PROBLEM STATEMENT -
Retype every entry word for word.

DATA FOR THIS EXERCISE -
-------------------------

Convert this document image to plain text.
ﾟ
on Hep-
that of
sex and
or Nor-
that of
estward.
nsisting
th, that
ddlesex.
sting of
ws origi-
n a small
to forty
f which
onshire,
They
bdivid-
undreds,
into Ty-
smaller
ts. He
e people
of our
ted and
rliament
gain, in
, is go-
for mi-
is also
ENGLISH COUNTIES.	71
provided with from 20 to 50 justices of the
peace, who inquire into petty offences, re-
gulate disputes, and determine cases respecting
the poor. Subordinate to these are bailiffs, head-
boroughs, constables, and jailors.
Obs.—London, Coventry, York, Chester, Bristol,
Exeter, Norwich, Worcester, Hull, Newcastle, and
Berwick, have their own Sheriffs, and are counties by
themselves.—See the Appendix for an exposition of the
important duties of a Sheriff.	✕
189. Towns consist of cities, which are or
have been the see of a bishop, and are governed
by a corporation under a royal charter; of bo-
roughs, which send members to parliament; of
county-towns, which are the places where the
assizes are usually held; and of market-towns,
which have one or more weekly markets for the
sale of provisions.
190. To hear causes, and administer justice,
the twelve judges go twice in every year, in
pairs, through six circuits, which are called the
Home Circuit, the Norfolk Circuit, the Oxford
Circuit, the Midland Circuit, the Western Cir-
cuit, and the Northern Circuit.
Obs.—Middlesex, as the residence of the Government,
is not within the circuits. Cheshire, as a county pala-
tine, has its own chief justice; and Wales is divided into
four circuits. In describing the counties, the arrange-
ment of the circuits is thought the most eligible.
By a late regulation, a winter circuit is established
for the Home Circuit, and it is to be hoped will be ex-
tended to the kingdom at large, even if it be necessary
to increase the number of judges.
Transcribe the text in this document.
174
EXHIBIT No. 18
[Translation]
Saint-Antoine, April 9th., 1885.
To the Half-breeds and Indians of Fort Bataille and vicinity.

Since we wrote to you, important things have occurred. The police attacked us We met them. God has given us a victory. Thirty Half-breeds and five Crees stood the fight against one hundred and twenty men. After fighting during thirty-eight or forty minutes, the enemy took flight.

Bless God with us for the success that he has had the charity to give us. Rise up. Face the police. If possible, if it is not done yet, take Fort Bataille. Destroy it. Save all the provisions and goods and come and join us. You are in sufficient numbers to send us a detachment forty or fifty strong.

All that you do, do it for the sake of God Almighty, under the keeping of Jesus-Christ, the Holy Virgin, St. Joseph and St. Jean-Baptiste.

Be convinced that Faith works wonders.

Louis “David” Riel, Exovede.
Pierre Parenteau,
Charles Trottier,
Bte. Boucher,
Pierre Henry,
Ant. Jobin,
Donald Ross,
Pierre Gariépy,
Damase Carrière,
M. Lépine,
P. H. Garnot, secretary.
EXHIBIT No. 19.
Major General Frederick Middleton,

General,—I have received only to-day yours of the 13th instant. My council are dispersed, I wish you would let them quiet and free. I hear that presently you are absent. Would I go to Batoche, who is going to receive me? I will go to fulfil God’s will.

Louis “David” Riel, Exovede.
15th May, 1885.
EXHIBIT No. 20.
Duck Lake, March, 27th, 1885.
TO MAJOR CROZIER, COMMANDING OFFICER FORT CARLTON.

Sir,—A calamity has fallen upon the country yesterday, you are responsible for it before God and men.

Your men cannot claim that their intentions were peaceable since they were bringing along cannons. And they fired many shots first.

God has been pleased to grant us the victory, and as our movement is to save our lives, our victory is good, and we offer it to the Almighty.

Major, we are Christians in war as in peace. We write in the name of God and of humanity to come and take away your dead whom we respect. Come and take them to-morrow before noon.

-------------------------

RESULT OF THIS TASK -
Convert this document image to plain text.
ﾟ
on Hep-
that of
sex and
or Nor-
that of
estward.
nsisting
th, that
ddlesex.
sting of
ws origi-
n a small
to forty
f which
onshire,
They
bdivid-
undreds,
into Ty-
smaller
ts. He
e people
of our
ted and
rliament
gain, in
, is go-
for mi-
is also
ENGLISH COUNTIES.	71
provided with from 20 to 50 justices of the
peace, who inquire into petty offences, re-
gulate disputes, and determine cases respecting
the poor. Subordinate to these are bailiffs, head-
boroughs, constables, and jailors.
Obs.—London, Coventry, York, Chester, Bristol,
Exeter, Norwich, Worcester, Hull, Newcastle, and
Berwick, have their own Sheriffs, and are counties by
themselves.—See the Appendix for an exposition of the
important duties of a Sheriff.	✕
189. Towns consist of cities, which are or
have been the see of a bishop, and are governed
by a corporation under a royal charter; of bo-
roughs, which send members to parliament; of
county-towns, which are the places where the
assizes are usually held; and of market-towns,
which have one or more weekly markets for the
sale of provisions.
190. To hear causes, and administer justice,
the twelve judges go twice in every year, in
pairs, through six circuits, which are called the
Home Circuit, the Norfolk Circuit, the Oxford
Circuit, the Midland Circuit, the Western Cir-
cuit, and the Northern Circuit.
Obs.—Middlesex, as the residence of the Government,
is not within the circuits. Cheshire, as a county pala-
tine, has its own chief justice; and Wales is divided into
four circuits. In describing the counties, the arrange-
ment of the circuits is thought the most eligible.
By a late regulation, a winter circuit is established
for the Home Circuit, and it is to be hoped will be ex-
tended to the kingdom at large, even if it be necessary
to increase the number of judges.
Transcribe the text in this document.
174
EXHIBIT No. 18
[Translation]
Saint-Antoine, April 9th., 1885.
To the Half-breeds and Indians of Fort Bataille and vicinity.

Since we wrote to you, important things have occurred. The police attacked us We met them. God has given us a victory. Thirty Half-breeds and five Crees stood the fight against one hundred and twenty men. After fighting during thirty-eight or forty minutes, the enemy took flight.

Bless God with us for the success that he has had the charity to give us. Rise up. Face the police. If possible, if it is not done yet, take Fort Bataille. Destroy it. Save all the provisions and goods and come and join us. You are in sufficient numbers to send us a detachment forty or fifty strong.

All that you do, do it for the sake of God Almighty, under the keeping of Jesus-Christ, the Holy Virgin, St. Joseph and St. Jean-Baptiste.

Be convinced that Faith works wonders.

Louis “David” Riel, Exovede.
Pierre Parenteau,
Charles Trottier,
Bte. Boucher,
Pierre Henry,
Ant. Jobin,
Donald Ross,
Pierre Gariépy,
Damase Carrière,
M. Lépine,
P. H. Garnot, secretary.
EXHIBIT No. 19.
Major General Frederick Middleton,

General,—I have received only to-day yours of the 13th instant. My council are dispersed, I wish you would let them quiet and free. I hear that presently you are absent. Would I go to Batoche, who is going to receive me? I will go to fulfil God’s will.

Louis “David” Riel, Exovede.
15th May, 1885.
EXHIBIT No. 20.
Duck Lake, March, 27th, 1885.
TO MAJOR CROZIER, COMMANDING OFFICER FORT CARLTON.

Sir,—A calamity has fallen upon the country yesterday, you are responsible for it before God and men.

Your men cannot claim that their intentions were peaceable since they were bringing along cannons. And they fired many shots first.

God has been pleased to grant us the victory, and as our movement is to save our lives, our victory is good, and we offer it to the Almighty.

Major, we are Christians in war as in peace. We write in the name of God and of humanity to come and take away your dead whom we respect. Come and take them to-morrow before noon.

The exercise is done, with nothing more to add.